• [Data for this exercise]:
----------------

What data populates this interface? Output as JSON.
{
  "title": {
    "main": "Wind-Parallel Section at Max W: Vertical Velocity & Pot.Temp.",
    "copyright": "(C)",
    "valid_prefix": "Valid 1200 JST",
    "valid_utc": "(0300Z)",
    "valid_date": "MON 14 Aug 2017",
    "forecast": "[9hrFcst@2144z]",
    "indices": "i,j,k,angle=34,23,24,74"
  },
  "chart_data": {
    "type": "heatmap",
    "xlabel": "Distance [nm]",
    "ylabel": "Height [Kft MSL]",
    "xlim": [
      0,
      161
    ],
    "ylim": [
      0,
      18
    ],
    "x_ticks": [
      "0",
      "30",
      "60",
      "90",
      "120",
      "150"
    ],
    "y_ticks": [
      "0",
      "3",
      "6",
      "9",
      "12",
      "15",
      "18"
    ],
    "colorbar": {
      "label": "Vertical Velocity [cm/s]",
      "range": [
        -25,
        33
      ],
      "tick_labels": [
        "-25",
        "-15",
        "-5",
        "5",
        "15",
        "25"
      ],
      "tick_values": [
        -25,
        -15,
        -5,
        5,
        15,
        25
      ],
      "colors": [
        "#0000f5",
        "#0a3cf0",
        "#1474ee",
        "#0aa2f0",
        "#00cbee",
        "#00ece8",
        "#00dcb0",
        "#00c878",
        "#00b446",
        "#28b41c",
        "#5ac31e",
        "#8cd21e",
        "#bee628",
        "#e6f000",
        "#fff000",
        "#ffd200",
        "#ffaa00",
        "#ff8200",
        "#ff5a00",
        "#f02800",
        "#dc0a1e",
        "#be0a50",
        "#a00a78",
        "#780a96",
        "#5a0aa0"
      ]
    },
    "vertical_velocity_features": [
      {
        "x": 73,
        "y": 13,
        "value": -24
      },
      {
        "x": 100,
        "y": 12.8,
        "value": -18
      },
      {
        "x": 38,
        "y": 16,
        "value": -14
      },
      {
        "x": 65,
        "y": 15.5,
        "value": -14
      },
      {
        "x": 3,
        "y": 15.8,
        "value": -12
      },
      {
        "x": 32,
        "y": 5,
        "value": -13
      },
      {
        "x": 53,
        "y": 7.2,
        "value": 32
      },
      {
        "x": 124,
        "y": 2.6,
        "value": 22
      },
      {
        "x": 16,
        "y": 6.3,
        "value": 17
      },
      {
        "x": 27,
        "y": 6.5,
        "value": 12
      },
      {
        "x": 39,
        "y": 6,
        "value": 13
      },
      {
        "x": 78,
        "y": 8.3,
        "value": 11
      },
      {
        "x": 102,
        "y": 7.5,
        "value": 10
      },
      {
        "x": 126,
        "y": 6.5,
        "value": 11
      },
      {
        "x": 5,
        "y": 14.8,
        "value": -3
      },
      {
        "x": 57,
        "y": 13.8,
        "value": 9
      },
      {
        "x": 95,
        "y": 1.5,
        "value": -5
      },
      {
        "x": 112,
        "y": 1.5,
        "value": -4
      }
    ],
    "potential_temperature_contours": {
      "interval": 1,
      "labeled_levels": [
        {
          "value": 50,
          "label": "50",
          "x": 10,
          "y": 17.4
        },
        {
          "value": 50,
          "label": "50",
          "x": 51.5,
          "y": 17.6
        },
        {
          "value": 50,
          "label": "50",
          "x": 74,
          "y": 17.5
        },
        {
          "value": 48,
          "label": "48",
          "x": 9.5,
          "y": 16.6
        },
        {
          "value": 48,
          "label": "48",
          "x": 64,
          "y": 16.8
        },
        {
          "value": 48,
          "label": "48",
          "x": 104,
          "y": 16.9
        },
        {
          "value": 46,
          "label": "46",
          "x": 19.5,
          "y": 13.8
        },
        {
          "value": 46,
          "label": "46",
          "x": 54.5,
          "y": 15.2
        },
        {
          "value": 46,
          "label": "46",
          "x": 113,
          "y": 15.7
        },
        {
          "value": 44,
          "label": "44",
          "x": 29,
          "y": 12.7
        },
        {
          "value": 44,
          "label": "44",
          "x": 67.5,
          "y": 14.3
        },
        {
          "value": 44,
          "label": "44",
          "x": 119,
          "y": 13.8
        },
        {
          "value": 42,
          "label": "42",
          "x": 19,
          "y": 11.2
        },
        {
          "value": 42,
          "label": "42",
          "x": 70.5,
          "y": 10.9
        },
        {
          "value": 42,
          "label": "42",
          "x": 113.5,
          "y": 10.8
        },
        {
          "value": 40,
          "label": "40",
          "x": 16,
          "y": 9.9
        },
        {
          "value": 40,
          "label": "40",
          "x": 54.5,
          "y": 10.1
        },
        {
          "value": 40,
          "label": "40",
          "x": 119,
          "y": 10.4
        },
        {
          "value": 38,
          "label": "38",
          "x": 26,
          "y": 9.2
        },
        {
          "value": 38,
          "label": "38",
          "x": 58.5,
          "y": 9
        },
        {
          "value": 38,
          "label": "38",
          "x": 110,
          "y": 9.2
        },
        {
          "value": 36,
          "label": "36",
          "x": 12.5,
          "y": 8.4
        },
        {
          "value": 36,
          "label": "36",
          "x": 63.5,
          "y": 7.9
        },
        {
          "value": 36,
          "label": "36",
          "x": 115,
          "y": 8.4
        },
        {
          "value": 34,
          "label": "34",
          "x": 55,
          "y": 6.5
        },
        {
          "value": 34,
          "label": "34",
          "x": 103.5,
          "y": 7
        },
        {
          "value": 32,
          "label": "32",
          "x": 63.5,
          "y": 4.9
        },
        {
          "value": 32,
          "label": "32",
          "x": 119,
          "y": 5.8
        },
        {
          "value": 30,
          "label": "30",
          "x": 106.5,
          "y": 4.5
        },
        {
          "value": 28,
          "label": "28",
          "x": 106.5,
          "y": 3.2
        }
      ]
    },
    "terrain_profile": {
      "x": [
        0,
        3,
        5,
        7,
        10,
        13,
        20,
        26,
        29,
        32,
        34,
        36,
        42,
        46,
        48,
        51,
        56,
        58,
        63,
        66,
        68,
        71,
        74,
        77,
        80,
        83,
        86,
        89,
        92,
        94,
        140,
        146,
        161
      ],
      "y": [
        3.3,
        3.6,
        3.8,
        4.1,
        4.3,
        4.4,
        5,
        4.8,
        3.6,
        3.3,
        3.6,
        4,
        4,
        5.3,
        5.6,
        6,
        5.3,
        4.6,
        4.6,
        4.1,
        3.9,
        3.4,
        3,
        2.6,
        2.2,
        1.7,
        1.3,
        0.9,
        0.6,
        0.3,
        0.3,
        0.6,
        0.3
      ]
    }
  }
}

----------------

• [Short problem]:
Output the lines above verbatim and in full.

• [Full solution]:
What data populates this interface? Output as JSON.
{
  "title": {
    "main": "Wind-Parallel Section at Max W: Vertical Velocity & Pot.Temp.",
    "copyright": "(C)",
    "valid_prefix": "Valid 1200 JST",
    "valid_utc": "(0300Z)",
    "valid_date": "MON 14 Aug 2017",
    "forecast": "[9hrFcst@2144z]",
    "indices": "i,j,k,angle=34,23,24,74"
  },
  "chart_data": {
    "type": "heatmap",
    "xlabel": "Distance [nm]",
    "ylabel": "Height [Kft MSL]",
    "xlim": [
      0,
      161
    ],
    "ylim": [
      0,
      18
    ],
    "x_ticks": [
      "0",
      "30",
      "60",
      "90",
      "120",
      "150"
    ],
    "y_ticks": [
      "0",
      "3",
      "6",
      "9",
      "12",
      "15",
      "18"
    ],
    "colorbar": {
      "label": "Vertical Velocity [cm/s]",
      "range": [
        -25,
        33
      ],
      "tick_labels": [
        "-25",
        "-15",
        "-5",
        "5",
        "15",
        "25"
      ],
      "tick_values": [
        -25,
        -15,
        -5,
        5,
        15,
        25
      ],
      "colors": [
        "#0000f5",
        "#0a3cf0",
        "#1474ee",
        "#0aa2f0",
        "#00cbee",
        "#00ece8",
        "#00dcb0",
        "#00c878",
        "#00b446",
        "#28b41c",
        "#5ac31e",
        "#8cd21e",
        "#bee628",
        "#e6f000",
        "#fff000",
        "#ffd200",
        "#ffaa00",
        "#ff8200",
        "#ff5a00",
        "#f02800",
        "#dc0a1e",
        "#be0a50",
        "#a00a78",
        "#780a96",
        "#5a0aa0"
      ]
    },
    "vertical_velocity_features": [
      {
        "x": 73,
        "y": 13,
        "value": -24
      },
      {
        "x": 100,
        "y": 12.8,
        "value": -18
      },
      {
        "x": 38,
        "y": 16,
        "value": -14
      },
      {
        "x": 65,
        "y": 15.5,
        "value": -14
      },
      {
        "x": 3,
        "y": 15.8,
        "value": -12
      },
      {
        "x": 32,
        "y": 5,
        "value": -13
      },
      {
        "x": 53,
        "y": 7.2,
        "value": 32
      },
      {
        "x": 124,
        "y": 2.6,
        "value": 22
      },
      {
        "x": 16,
        "y": 6.3,
        "value": 17
      },
      {
        "x": 27,
        "y": 6.5,
        "value": 12
      },
      {
        "x": 39,
        "y": 6,
        "value": 13
      },
      {
        "x": 78,
        "y": 8.3,
        "value": 11
      },
      {
        "x": 102,
        "y": 7.5,
        "value": 10
      },
      {
        "x": 126,
        "y": 6.5,
        "value": 11
      },
      {
        "x": 5,
        "y": 14.8,
        "value": -3
      },
      {
        "x": 57,
        "y": 13.8,
        "value": 9
      },
      {
        "x": 95,
        "y": 1.5,
        "value": -5
      },
      {
        "x": 112,
        "y": 1.5,
        "value": -4
      }
    ],
    "potential_temperature_contours": {
      "interval": 1,
      "labeled_levels": [
        {
          "value": 50,
          "label": "50",
          "x": 10,
          "y": 17.4
        },
        {
          "value": 50,
          "label": "50",
          "x": 51.5,
          "y": 17.6
        },
        {
          "value": 50,
          "label": "50",
          "x": 74,
          "y": 17.5
        },
        {
          "value": 48,
          "label": "48",
          "x": 9.5,
          "y": 16.6
        },
        {
          "value": 48,
          "label": "48",
          "x": 64,
          "y": 16.8
        },
        {
          "value": 48,
          "label": "48",
          "x": 104,
          "y": 16.9
        },
        {
          "value": 46,
          "label": "46",
          "x": 19.5,
          "y": 13.8
        },
        {
          "value": 46,
          "label": "46",
          "x": 54.5,
          "y": 15.2
        },
        {
          "value": 46,
          "label": "46",
          "x": 113,
          "y": 15.7
        },
        {
          "value": 44,
          "label": "44",
          "x": 29,
          "y": 12.7
        },
        {
          "value": 44,
          "label": "44",
          "x": 67.5,
          "y": 14.3
        },
        {
          "value": 44,
          "label": "44",
          "x": 119,
          "y": 13.8
        },
        {
          "value": 42,
          "label": "42",
          "x": 19,
          "y": 11.2
        },
        {
          "value": 42,
          "label": "42",
          "x": 70.5,
          "y": 10.9
        },
        {
          "value": 42,
          "label": "42",
          "x": 113.5,
          "y": 10.8
        },
        {
          "value": 40,
          "label": "40",
          "x": 16,
          "y": 9.9
        },
        {
          "value": 40,
          "label": "40",
          "x": 54.5,
          "y": 10.1
        },
        {
          "value": 40,
          "label": "40",
          "x": 119,
          "y": 10.4
        },
        {
          "value": 38,
          "label": "38",
          "x": 26,
          "y": 9.2
        },
        {
          "value": 38,
          "label": "38",
          "x": 58.5,
          "y": 9
        },
        {
          "value": 38,
          "label": "38",
          "x": 110,
          "y": 9.2
        },
        {
          "value": 36,
          "label": "36",
          "x": 12.5,
          "y": 8.4
        },
        {
          "value": 36,
          "label": "36",
          "x": 63.5,
          "y": 7.9
        },
        {
          "value": 36,
          "label": "36",
          "x": 115,
          "y": 8.4
        },
        {
          "value": 34,
          "label": "34",
          "x": 55,
          "y": 6.5
        },
        {
          "value": 34,
          "label": "34",
          "x": 103.5,
          "y": 7
        },
        {
          "value": 32,
          "label": "32",
          "x": 63.5,
          "y": 4.9
        },
        {
          "value": 32,
          "label": "32",
          "x": 119,
          "y": 5.8
        },
        {
          "value": 30,
          "label": "30",
          "x": 106.5,
          "y": 4.5
        },
        {
          "value": 28,
          "label": "28",
          "x": 106.5,
          "y": 3.2
        }
      ]
    },
    "terrain_profile": {
      "x": [
        0,
        3,
        5,
        7,
        10,
        13,
        20,
        26,
        29,
        32,
        34,
        36,
        42,
        46,
        48,
        51,
        56,
        58,
        63,
        66,
        68,
        71,
        74,
        77,
        80,
        83,
        86,
        89,
        92,
        94,
        140,
        146,
        161
      ],
      "y": [
        3.3,
        3.6,
        3.8,
        4.1,
        4.3,
        4.4,
        5,
        4.8,
        3.6,
        3.3,
        3.6,
        4,
        4,
        5.3,
        5.6,
        6,
        5.3,
        4.6,
        4.6,
        4.1,
        3.9,
        3.4,
        3,
        2.6,
        2.2,
        1.7,
        1.3,
        0.9,
        0.6,
        0.3,
        0.3,
        0.6,
        0.3
      ]
    }
  }
}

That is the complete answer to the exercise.